**WORK TO COMPLETE**
Extract all records. Keep each one exact.

━━ DATASET ENTRIES ━━

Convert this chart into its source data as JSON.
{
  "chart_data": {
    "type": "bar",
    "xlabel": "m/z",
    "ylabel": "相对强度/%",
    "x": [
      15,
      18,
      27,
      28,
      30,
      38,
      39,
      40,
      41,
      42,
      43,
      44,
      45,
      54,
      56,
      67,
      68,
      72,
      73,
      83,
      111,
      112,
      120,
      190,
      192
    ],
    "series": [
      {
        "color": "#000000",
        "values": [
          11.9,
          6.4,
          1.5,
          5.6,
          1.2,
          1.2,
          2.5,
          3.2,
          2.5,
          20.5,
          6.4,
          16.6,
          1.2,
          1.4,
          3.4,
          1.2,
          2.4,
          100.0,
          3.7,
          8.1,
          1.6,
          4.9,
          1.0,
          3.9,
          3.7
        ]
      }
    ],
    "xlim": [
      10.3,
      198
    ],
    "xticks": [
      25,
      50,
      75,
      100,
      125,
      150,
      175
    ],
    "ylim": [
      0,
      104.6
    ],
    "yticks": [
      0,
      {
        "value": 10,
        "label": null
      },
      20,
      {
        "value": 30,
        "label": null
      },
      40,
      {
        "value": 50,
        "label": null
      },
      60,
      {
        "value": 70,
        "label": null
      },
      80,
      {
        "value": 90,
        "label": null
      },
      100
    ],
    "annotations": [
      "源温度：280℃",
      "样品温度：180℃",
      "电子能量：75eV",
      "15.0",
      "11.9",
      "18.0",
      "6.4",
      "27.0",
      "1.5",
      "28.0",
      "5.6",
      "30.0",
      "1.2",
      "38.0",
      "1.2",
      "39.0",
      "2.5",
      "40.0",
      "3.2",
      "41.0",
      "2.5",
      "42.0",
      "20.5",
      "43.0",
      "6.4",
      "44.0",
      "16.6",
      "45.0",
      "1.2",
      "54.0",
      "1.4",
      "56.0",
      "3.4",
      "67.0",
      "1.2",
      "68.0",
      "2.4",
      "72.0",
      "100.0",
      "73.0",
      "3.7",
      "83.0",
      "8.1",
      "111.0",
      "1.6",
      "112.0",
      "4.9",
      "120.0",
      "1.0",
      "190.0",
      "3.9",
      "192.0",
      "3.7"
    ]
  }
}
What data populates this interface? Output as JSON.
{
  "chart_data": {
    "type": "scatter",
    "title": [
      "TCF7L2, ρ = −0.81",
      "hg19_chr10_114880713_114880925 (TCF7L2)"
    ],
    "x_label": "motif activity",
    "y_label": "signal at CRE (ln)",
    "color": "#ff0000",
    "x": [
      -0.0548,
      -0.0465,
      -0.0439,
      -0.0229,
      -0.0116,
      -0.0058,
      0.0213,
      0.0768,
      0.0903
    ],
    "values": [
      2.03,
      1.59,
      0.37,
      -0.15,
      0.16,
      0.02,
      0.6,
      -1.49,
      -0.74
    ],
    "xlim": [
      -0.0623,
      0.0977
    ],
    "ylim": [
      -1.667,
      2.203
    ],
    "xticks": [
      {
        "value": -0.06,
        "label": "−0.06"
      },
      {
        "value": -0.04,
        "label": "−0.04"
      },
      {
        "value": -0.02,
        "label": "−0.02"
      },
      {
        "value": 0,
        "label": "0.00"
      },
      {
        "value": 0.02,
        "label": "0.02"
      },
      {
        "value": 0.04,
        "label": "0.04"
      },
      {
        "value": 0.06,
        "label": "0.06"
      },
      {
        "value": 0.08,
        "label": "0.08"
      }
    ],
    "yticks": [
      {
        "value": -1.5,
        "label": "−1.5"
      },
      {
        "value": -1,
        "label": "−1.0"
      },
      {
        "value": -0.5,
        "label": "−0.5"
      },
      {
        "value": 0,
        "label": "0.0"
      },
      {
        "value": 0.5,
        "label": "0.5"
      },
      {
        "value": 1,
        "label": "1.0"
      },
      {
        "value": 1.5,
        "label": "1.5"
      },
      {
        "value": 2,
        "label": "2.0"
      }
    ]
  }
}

━━━

**RESPONSE TO THIS TASK**
Convert this chart into its source data as JSON.
{
  "chart_data": {
    "type": "bar",
    "xlabel": "m/z",
    "ylabel": "相对强度/%",
    "x": [
      15,
      18,
      27,
      28,
      30,
      38,
      39,
      40,
      41,
      42,
      43,
      44,
      45,
      54,
      56,
      67,
      68,
      72,
      73,
      83,
      111,
      112,
      120,
      190,
      192
    ],
    "series": [
      {
        "color": "#000000",
        "values": [
          11.9,
          6.4,
          1.5,
          5.6,
          1.2,
          1.2,
          2.5,
          3.2,
          2.5,
          20.5,
          6.4,
          16.6,
          1.2,
          1.4,
          3.4,
          1.2,
          2.4,
          100.0,
          3.7,
          8.1,
          1.6,
          4.9,
          1.0,
          3.9,
          3.7
        ]
      }
    ],
    "xlim": [
      10.3,
      198
    ],
    "xticks": [
      25,
      50,
      75,
      100,
      125,
      150,
      175
    ],
    "ylim": [
      0,
      104.6
    ],
    "yticks": [
      0,
      {
        "value": 10,
        "label": null
      },
      20,
      {
        "value": 30,
        "label": null
      },
      40,
      {
        "value": 50,
        "label": null
      },
      60,
      {
        "value": 70,
        "label": null
      },
      80,
      {
        "value": 90,
        "label": null
      },
      100
    ],
    "annotations": [
      "源温度：280℃",
      "样品温度：180℃",
      "电子能量：75eV",
      "15.0",
      "11.9",
      "18.0",
      "6.4",
      "27.0",
      "1.5",
      "28.0",
      "5.6",
      "30.0",
      "1.2",
      "38.0",
      "1.2",
      "39.0",
      "2.5",
      "40.0",
      "3.2",
      "41.0",
      "2.5",
      "42.0",
      "20.5",
      "43.0",
      "6.4",
      "44.0",
      "16.6",
      "45.0",
      "1.2",
      "54.0",
      "1.4",
      "56.0",
      "3.4",
      "67.0",
      "1.2",
      "68.0",
      "2.4",
      "72.0",
      "100.0",
      "73.0",
      "3.7",
      "83.0",
      "8.1",
      "111.0",
      "1.6",
      "112.0",
      "4.9",
      "120.0",
      "1.0",
      "190.0",
      "3.9",
      "192.0",
      "3.7"
    ]
  }
}
What data populates this interface? Output as JSON.
{
  "chart_data": {
    "type": "scatter",
    "title": [
      "TCF7L2, ρ = −0.81",
      "hg19_chr10_114880713_114880925 (TCF7L2)"
    ],
    "x_label": "motif activity",
    "y_label": "signal at CRE (ln)",
    "color": "#ff0000",
    "x": [
      -0.0548,
      -0.0465,
      -0.0439,
      -0.0229,
      -0.0116,
      -0.0058,
      0.0213,
      0.0768,
      0.0903
    ],
    "values": [
      2.03,
      1.59,
      0.37,
      -0.15,
      0.16,
      0.02,
      0.6,
      -1.49,
      -0.74
    ],
    "xlim": [
      -0.0623,
      0.0977
    ],
    "ylim": [
      -1.667,
      2.203
    ],
    "xticks": [
      {
        "value": -0.06,
        "label": "−0.06"
      },
      {
        "value": -0.04,
        "label": "−0.04"
      },
      {
        "value": -0.02,
        "label": "−0.02"
      },
      {
        "value": 0,
        "label": "0.00"
      },
      {
        "value": 0.02,
        "label": "0.02"
      },
      {
        "value": 0.04,
        "label": "0.04"
      },
      {
        "value": 0.06,
        "label": "0.06"
      },
      {
        "value": 0.08,
        "label": "0.08"
      }
    ],
    "yticks": [
      {
        "value": -1.5,
        "label": "−1.5"
      },
      {
        "value": -1,
        "label": "−1.0"
      },
      {
        "value": -0.5,
        "label": "−0.5"
      },
      {
        "value": 0,
        "label": "0.0"
      },
      {
        "value": 0.5,
        "label": "0.5"
      },
      {
        "value": 1,
        "label": "1.0"
      },
      {
        "value": 1.5,
        "label": "1.5"
      },
      {
        "value": 2,
        "label": "2.0"
      }
    ]
  }
}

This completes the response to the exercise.